Work instructions
In the Turtle snippet of the linked-data article below, list every namespace prefix declared, each with the IRI it stands for.

Source
#####

Well, it turns out, there are several of these databases, but data quality is an issue: if we need to review and complete a lot manually, it’s less work to tag the data we need by hand. In this gist I’ve played with OpenFoodFacts linked data and Wikidata before, but the result wasn’t that usable yet.
In this blog article, I’ll look at the OpenFoodfacts ingredients database, as explained here. It will be converted to RDF and linked to a fictional product, so that we can analyse its ingredients.
For those new to linked data, it is structured data, like a relational database, but instead of tables being the central idiom, it’s relations that are central. Everything consists a subject-relation-object triple, which is called a triplet.
A fictional product
We’ll use the Turtle file-format to specify what our sample product looks like:
@prefix qm: <http://thequestionmark.org/rdf/product#> .
@prefix rdf: <http://www.w3.org/1999/02/22-rdf-syntax-ns#> .
@prefix rdfs: <http://www.w3.org/2000/01/rdf-schema#> .

#####

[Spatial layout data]
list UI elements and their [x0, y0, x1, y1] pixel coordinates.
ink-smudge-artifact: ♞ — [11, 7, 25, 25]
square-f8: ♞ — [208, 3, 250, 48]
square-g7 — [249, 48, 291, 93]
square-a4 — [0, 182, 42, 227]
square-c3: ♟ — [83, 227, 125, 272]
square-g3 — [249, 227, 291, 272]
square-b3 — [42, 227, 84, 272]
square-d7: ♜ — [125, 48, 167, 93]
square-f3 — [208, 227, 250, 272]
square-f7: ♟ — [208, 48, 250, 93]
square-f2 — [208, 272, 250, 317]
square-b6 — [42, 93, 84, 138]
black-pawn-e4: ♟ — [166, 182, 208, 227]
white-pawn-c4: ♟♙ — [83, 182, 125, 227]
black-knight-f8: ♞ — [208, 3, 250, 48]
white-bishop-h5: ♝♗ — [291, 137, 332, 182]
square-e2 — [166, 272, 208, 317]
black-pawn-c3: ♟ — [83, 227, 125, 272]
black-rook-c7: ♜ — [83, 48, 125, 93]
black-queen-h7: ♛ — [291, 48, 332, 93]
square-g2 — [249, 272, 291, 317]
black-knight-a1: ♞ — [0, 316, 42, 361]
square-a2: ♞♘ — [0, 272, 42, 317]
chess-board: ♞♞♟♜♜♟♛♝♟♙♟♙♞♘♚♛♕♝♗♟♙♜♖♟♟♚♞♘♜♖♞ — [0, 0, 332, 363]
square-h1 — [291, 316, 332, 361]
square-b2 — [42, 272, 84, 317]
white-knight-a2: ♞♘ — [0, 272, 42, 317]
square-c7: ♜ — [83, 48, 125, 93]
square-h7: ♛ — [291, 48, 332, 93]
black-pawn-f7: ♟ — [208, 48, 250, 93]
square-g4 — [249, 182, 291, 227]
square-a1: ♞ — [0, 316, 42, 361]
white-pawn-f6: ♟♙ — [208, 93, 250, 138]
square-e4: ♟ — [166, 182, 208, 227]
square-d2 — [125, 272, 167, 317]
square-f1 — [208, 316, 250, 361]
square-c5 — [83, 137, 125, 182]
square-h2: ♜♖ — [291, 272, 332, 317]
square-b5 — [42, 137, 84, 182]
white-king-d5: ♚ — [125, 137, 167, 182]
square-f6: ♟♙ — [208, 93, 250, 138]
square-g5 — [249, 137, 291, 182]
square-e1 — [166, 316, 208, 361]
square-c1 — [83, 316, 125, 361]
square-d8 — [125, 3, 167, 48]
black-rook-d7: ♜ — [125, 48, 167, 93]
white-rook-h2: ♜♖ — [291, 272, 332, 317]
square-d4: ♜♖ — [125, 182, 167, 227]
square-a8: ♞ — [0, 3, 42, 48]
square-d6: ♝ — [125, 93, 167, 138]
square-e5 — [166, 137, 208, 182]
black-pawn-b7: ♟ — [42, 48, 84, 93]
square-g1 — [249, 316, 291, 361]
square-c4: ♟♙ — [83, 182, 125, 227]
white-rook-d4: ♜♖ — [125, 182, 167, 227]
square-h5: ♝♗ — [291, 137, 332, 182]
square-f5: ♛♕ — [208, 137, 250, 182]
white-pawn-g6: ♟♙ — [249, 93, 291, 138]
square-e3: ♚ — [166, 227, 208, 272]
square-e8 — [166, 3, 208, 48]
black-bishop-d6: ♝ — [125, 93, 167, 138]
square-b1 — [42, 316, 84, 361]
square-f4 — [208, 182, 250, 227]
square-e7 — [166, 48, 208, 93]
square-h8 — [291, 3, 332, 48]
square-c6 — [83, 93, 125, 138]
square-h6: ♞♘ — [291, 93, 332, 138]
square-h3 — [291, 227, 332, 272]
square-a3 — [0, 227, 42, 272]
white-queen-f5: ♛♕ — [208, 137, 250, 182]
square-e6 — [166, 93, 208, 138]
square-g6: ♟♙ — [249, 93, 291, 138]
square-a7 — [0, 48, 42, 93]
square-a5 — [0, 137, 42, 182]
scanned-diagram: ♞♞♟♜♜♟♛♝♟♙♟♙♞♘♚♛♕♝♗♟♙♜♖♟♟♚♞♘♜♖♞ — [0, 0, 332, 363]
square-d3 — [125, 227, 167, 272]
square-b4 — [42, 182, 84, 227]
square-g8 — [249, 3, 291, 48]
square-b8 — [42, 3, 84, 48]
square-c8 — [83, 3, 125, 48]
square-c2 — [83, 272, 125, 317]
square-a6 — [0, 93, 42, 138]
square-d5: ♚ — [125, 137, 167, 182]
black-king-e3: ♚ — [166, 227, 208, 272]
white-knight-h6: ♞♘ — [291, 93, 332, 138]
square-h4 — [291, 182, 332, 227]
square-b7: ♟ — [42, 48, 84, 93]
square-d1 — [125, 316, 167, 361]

#####

Problem solution
- qm: http://thequestionmark.org/rdf/product#
- rdf: http://www.w3.org/1999/02/22-rdf-syntax-ns#
- rdfs: http://www.w3.org/2000/01/rdf-schema#